Given instruction>
Render the material again word for word, skipping the pictures in it.

=== Dataset extract ===

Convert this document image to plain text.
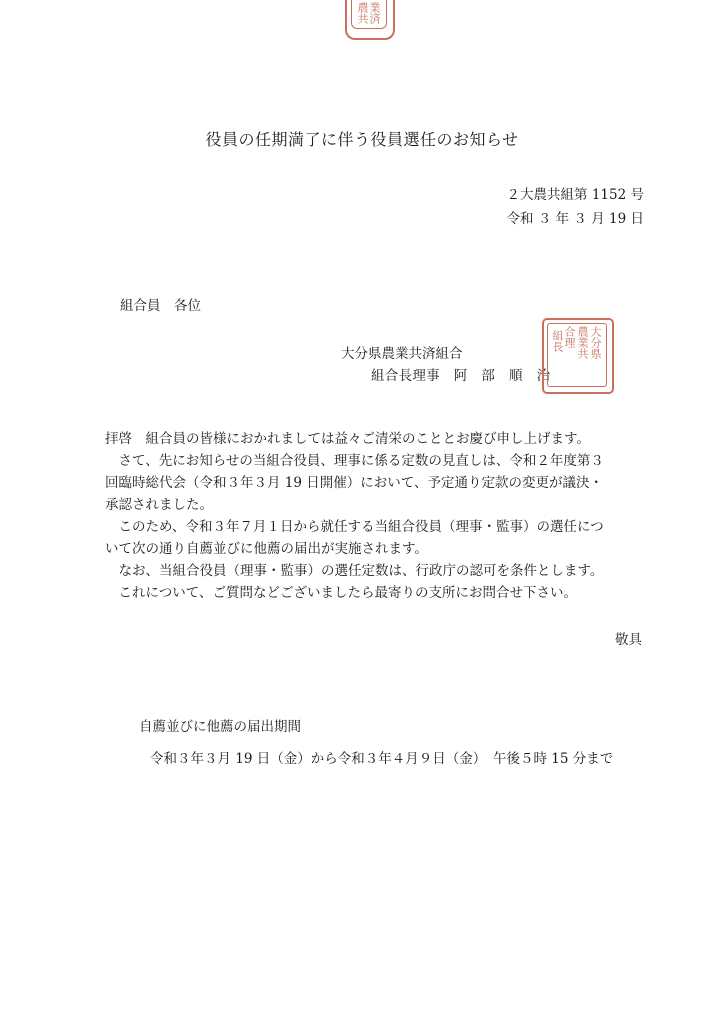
農共 業済
役員の任期満了に伴う役員選任のお知らせ
２大農共組第 1152 号
令和 ３ 年 ３ 月 19 日
組合員　各位
大分県農業共済組合
組合長理事　阿　部　順　治
組長 合理 農業共 大分県
拝啓　組合員の皆様におかれましては益々ご清栄のこととお慶び申し上げます。
　さて、先にお知らせの当組合役員、理事に係る定数の見直しは、令和２年度第３
回臨時総代会（令和３年３月 19 日開催）において、予定通り定款の変更が議決・
承認されました。
　このため、令和３年７月１日から就任する当組合役員（理事・監事）の選任につ
いて次の通り自薦並びに他薦の届出が実施されます。
　なお、当組合役員（理事・監事）の選任定数は、行政庁の認可を条件とします。
　これについて、ご質問などございましたら最寄りの支所にお問合せ下さい。
敬具
自薦並びに他薦の届出期間
令和３年３月 19 日（金）から令和３年４月９日（金）　午後５時 15 分まで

===

Exercise response>
Convert this document image to plain text.
農共 業済
役員の任期満了に伴う役員選任のお知らせ
２大農共組第 1152 号
令和 ３ 年 ３ 月 19 日
組合員　各位
大分県農業共済組合
組合長理事　阿　部　順　治
組長 合理 農業共 大分県
拝啓　組合員の皆様におかれましては益々ご清栄のこととお慶び申し上げます。
　さて、先にお知らせの当組合役員、理事に係る定数の見直しは、令和２年度第３
回臨時総代会（令和３年３月 19 日開催）において、予定通り定款の変更が議決・
承認されました。
　このため、令和３年７月１日から就任する当組合役員（理事・監事）の選任につ
いて次の通り自薦並びに他薦の届出が実施されます。
　なお、当組合役員（理事・監事）の選任定数は、行政庁の認可を条件とします。
　これについて、ご質問などございましたら最寄りの支所にお問合せ下さい。
敬具
自薦並びに他薦の届出期間
令和３年３月 19 日（金）から令和３年４月９日（金）　午後５時 15 分まで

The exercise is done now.